- [COMPITO 1]: Ripeti parola per parola il brano del testo sulle donne medico compreso tra "Sono il 40% le" e "63% del totale.", estremi inclusi.
- [COMPITO 2]: Riprendi il testo sulle donne medico negli ospedali italiani e proseguilo a partire dall'ultima frase riportata.

- [TESTO DA LEGGERE]:
━━━━━━━━━━

Le donne medico sono il 40% nelle corsie degli ospedali italiani

Sono il 40% le donne medico che affollano le corsie degli ospedali pubblici italiani ma si preannuncia un sorpasso in "rosa" nel corso dei prossimi anni. La ragione risiede nell'età media piuttosto alta di molti degli attuali medici uomini, che si prevede andranno presto in pensione. Le nuove leve, dottori dai 25 ai 39 anni, sono principalmente donne: ben il 63% del totale.

I dati sono forniti dalla Federazione Nazionale degli Ordini dei Medici e Odontoiatri (FNOMCeO), che mostra come anche branche che prima erano ad appannaggio principalmente maschile, come neurochirurgia e cardiochirurgia, stiano piano piano perdendo la predominanza. Anche se, nonostante questo, sono ancora poche le donne in cima alla scala gerarchica nelle professioni sanitarie.

Il motivo è sempre lo stesso: la donna non sempre garantisce "affidabilità" quando si trova a dover conciliare famiglia, figli e carriera. A giustificazione di questa idea ci sono i dati, che dimostrano come il 30% delle donne che ricoprono un ruolo di rilievo sia composto da single, separate e senza figli. Il che ci fa storcere un po' il naso, pensando a quanto impegno ogni donna, qualunque professione svolga, mette nella quadratura del cerchio.

━━━━━━━━━━

- [DATI]:
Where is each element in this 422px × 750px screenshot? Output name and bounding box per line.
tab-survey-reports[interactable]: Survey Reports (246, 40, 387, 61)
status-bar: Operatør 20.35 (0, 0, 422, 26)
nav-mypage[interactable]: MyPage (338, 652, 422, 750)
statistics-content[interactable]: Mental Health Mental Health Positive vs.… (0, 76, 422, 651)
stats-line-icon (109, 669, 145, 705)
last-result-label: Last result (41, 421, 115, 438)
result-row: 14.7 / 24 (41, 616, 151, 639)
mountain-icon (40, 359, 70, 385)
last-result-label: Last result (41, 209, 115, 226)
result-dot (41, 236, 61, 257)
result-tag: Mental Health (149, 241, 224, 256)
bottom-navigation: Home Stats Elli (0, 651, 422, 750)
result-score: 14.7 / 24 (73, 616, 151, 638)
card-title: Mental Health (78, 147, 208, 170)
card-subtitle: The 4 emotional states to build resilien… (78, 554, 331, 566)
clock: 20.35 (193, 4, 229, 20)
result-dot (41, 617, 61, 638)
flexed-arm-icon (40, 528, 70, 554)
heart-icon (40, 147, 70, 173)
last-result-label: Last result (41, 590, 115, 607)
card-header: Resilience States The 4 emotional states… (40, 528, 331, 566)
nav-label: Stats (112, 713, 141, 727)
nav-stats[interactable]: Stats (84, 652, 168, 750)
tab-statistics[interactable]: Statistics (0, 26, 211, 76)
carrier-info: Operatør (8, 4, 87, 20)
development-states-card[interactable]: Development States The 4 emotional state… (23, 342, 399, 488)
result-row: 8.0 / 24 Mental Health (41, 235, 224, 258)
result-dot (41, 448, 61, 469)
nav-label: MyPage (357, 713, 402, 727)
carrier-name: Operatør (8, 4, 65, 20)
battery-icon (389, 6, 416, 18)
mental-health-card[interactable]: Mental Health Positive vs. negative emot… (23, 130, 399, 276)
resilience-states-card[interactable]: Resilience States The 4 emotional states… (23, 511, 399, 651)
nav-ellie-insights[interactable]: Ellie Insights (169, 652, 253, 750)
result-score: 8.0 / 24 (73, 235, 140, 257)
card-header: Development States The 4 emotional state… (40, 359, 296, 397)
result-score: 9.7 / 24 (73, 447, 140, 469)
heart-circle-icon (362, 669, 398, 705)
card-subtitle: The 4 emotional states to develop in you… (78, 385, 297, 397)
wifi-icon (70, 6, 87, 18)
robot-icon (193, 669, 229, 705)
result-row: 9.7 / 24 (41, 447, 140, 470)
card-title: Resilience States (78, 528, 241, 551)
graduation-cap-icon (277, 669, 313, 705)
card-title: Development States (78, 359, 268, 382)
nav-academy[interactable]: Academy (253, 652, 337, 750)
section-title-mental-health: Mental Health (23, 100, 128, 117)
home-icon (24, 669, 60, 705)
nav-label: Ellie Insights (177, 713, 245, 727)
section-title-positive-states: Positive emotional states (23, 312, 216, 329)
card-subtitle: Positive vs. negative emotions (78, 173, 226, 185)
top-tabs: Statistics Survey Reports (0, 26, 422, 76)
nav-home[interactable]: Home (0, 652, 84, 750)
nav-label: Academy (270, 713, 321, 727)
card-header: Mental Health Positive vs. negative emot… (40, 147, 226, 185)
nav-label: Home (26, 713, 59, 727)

━━━━━━━━━━

- [RISULTATO 1]:
Sono il 40% le donne medico che affollano le corsie degli ospedali pubblici italiani ma si preannuncia un sorpasso in "rosa" nel corso dei prossimi anni. La ragione risiede nell'età media piuttosto alta di molti degli attuali medici uomini, che si prevede andranno presto in pensione. Le nuove leve, dottori dai 25 ai 39 anni, sono principalmente donne: ben il 63% del totale.

- [RISULTATO 2]:
Secondo Costantino Troise, segretario dell'associazione medici dirigenti (Anaao), le diffidenze e i pregiudizi nei confronti dei medici in rosa, sono da superare. Lo scoglio di conciliare lavoro e vita privata può facilmente essere superato con l'applicazione delle leggi esistenti. Oltre a questo è necessario risolvere le questioni basilari di congedo prolungato per maternità, flessibilità degli orari e accesso al part-time. Il che, oltre ad essere decisamente utile, sarebbe anche un grande segno di progresso.